◆ **Selected excerpt**
++++++
Are we Chronicling the Wrong History? Part 1

Are we Chronicling the Wrong History? Part 1

Now more than ever, PR professionals who have direct relationships with reporters, access to leaders within our organizations, and highly visual and innovative story ideas that deliver compelling images and footage are the keys to successful story placement. Editorial departments remain strapped for time. Newsrooms are smaller and most media outlets are still sorting out the paradigm shift in revenue streams brought on by the decentralization of the media, and the growth of social platforms and diverse devices capable of accessing and distributing content.

Add to this the cataclysmic injection of fake news and it all becomes a nightmare for reporters. At the risk of sounding heroic, it’s time PR professionals stepped up our game even further and became the resource reporters need to do their jobs even better and faster while maintaining integrity. The reasons seem obvious, but there is more. At the risk of flying off on a new story arc, it is…

…because we are mucking up our own history.
++++++
◆ **Task requirements**
1. Answer these questions from the article on PR and reporters:
(a) Which departments does it say remain strapped for time?
(b) What does it say, once added, makes it all a nightmare for reporters?
(c) What does the last line say we are mucking up?
2. Transcribe the article on PR and reporters word for word, starting at "Add to this" and ending at "our own history.".

◆ **Data extract**
++++++
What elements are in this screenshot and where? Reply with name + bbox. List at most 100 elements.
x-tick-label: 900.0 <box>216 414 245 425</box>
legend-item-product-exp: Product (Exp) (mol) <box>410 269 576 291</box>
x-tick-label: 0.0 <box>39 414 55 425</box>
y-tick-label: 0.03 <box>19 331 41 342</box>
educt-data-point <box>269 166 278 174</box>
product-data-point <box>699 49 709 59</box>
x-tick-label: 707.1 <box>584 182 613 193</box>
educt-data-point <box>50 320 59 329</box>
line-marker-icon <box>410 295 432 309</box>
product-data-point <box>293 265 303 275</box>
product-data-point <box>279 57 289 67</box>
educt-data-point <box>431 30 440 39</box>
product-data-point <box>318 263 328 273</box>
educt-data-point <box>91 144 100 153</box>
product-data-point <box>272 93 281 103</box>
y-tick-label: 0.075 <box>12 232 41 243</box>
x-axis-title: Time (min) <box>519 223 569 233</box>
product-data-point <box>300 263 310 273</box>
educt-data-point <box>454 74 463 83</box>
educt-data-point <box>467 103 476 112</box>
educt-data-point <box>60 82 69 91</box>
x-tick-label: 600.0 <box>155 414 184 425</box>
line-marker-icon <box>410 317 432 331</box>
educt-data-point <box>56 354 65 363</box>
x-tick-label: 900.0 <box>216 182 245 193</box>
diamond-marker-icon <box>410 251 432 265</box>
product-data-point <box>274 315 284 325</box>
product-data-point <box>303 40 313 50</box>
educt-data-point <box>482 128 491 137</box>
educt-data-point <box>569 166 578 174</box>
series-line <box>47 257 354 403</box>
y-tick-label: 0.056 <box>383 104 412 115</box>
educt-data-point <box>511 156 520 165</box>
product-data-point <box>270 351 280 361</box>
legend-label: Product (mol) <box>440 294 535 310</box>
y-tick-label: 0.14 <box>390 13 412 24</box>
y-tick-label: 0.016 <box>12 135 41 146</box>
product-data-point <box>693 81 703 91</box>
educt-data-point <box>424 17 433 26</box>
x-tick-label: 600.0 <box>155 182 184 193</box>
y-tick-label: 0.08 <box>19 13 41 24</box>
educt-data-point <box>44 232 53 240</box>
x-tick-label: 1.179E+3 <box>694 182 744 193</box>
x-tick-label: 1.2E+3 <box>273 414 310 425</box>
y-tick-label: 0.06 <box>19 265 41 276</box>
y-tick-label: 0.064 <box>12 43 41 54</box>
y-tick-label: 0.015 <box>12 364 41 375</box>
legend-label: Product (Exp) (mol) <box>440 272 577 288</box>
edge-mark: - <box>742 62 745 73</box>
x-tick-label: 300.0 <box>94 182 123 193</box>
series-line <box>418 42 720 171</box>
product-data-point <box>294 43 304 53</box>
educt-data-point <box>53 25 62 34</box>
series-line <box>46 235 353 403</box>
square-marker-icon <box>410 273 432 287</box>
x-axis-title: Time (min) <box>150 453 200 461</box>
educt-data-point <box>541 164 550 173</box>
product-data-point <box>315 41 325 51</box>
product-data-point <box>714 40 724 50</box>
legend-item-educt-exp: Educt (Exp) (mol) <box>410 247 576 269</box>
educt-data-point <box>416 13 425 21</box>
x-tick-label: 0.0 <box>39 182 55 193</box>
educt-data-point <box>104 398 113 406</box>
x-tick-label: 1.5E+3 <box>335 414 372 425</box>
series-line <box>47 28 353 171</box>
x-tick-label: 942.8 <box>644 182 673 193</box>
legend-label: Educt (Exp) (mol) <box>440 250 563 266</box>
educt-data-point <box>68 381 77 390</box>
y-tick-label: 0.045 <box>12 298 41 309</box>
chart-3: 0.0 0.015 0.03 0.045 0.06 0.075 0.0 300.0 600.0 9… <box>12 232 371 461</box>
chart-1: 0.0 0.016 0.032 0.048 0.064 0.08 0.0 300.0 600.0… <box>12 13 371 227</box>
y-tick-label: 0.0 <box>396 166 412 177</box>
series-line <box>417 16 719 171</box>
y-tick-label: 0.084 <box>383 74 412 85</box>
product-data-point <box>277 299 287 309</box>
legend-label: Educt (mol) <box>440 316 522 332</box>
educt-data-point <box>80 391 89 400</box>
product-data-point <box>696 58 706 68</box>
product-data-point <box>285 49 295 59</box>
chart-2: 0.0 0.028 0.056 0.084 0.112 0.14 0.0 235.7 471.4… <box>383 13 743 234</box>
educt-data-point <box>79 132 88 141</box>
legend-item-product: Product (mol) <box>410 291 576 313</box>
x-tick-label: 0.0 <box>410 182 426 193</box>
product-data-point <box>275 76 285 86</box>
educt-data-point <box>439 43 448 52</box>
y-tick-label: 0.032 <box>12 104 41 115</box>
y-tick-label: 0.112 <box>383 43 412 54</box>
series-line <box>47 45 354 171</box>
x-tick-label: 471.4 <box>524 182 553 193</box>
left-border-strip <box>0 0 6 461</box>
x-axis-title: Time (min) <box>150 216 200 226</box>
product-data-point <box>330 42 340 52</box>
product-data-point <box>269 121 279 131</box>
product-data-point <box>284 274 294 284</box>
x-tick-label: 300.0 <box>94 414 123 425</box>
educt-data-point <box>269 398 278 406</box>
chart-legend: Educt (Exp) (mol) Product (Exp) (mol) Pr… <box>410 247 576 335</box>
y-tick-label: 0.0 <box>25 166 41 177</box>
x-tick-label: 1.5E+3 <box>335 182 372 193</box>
++++++
◆ **Solutions to the problems**
1.
(a) Editorial departments.
(b) The cataclysmic injection of fake news.
(c) Our own history.

2.
Add to this the cataclysmic injection of fake news and it all becomes a nightmare for reporters. At the risk of sounding heroic, it’s time PR professionals stepped up our game even further and became the resource reporters need to do their jobs even better and faster while maintaining integrity. The reasons seem obvious, but there is more. At the risk of flying off on a new story arc, it is…

…because we are mucking up our own history.